## Your goal:
Spot each line in the records below where the word "arra" occurs, then copy it.

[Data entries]
::::
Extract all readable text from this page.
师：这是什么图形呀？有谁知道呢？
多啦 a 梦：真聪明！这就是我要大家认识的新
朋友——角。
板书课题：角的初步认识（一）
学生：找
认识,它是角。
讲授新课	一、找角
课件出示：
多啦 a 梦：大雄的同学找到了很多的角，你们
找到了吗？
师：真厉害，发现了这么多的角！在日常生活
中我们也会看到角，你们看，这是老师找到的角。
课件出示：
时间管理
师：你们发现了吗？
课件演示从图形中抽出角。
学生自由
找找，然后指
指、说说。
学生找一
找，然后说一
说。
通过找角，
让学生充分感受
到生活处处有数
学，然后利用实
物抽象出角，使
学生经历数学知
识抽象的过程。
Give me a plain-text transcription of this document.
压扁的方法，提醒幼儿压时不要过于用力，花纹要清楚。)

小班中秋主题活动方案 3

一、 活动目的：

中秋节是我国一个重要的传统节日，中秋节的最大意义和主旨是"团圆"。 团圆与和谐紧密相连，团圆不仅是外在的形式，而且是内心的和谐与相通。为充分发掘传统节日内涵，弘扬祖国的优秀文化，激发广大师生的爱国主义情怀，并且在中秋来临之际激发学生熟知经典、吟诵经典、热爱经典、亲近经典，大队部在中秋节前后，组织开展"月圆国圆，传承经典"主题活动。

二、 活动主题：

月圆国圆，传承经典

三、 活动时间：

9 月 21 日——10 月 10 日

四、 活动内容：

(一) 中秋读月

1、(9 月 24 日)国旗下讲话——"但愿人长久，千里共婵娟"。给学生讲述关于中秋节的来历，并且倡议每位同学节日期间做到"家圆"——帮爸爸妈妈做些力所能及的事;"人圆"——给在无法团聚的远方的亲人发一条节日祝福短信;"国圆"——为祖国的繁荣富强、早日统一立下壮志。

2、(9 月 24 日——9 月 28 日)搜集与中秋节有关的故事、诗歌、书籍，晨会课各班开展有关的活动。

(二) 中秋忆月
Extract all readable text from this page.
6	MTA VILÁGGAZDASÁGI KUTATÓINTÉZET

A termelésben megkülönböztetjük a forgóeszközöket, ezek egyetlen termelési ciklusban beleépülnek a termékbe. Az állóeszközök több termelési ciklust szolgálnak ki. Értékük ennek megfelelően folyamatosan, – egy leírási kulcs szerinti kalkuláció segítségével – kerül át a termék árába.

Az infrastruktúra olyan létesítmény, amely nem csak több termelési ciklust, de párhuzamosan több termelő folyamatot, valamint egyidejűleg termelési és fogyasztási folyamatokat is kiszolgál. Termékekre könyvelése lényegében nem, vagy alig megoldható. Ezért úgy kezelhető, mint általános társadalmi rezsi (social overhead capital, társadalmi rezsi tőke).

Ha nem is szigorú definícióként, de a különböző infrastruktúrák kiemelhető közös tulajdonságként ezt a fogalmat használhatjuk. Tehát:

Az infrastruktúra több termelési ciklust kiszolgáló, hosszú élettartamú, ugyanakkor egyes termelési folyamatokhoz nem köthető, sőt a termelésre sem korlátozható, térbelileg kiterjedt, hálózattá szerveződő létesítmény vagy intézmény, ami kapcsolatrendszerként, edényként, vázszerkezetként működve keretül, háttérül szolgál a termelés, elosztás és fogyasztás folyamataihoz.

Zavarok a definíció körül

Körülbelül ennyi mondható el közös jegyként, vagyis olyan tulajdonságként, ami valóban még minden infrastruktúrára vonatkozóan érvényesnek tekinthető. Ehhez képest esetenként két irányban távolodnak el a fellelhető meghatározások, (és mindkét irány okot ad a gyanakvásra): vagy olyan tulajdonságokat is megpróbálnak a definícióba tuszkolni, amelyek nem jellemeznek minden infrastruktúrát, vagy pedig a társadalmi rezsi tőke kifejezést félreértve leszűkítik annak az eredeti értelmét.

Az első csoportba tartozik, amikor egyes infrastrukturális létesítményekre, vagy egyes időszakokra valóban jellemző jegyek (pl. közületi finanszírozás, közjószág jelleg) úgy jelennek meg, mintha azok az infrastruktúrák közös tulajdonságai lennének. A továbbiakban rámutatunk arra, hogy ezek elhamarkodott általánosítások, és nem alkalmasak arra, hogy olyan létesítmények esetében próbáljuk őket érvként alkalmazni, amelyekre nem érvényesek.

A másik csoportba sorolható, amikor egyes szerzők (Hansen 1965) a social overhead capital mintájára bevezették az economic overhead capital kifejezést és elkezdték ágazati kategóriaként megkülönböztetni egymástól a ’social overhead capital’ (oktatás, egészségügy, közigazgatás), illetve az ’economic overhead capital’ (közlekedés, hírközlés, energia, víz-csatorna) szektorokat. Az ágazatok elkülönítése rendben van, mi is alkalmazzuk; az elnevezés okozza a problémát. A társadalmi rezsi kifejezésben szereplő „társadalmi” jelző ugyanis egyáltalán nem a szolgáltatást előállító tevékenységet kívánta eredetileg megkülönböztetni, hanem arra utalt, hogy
::::
## The answer:
Az első csoportba tartozik, amikor egyes infrastrukturális létesítményekre, vagy egyes időszakokra valóban jellemző jegyek (pl. közületi finanszírozás, közjószág jelleg) úgy jelennek meg, mintha azok az infrastruktúrák közös tulajdonságai lennének. A továbbiakban rámutatunk arra, hogy ezek elhamarkodott általánosítások, és nem alkalmasak arra, hogy olyan létesítmények esetében próbáljuk őket érvként alkalmazni, amelyekre nem érvényesek.
A másik csoportba sorolható, amikor egyes szerzők (Hansen 1965) a social overhead capital mintájára bevezették az economic overhead capital kifejezést és elkezdték ágazati kategóriaként megkülönböztetni egymástól a ’social overhead capital’ (oktatás, egészségügy, közigazgatás), illetve az ’economic overhead capital’ (közlekedés, hírközlés, energia, víz-csatorna) szektorokat. Az ágazatok elkülönítése rendben van, mi is alkalmazzuk; az elnevezés okozza a problémát. A társadalmi rezsi kifejezésben szereplő „társadalmi” jelző ugyanis egyáltalán nem a szolgáltatást előállító tevékenységet kívánta eredetileg megkülönböztetni, hanem arra utalt, hogy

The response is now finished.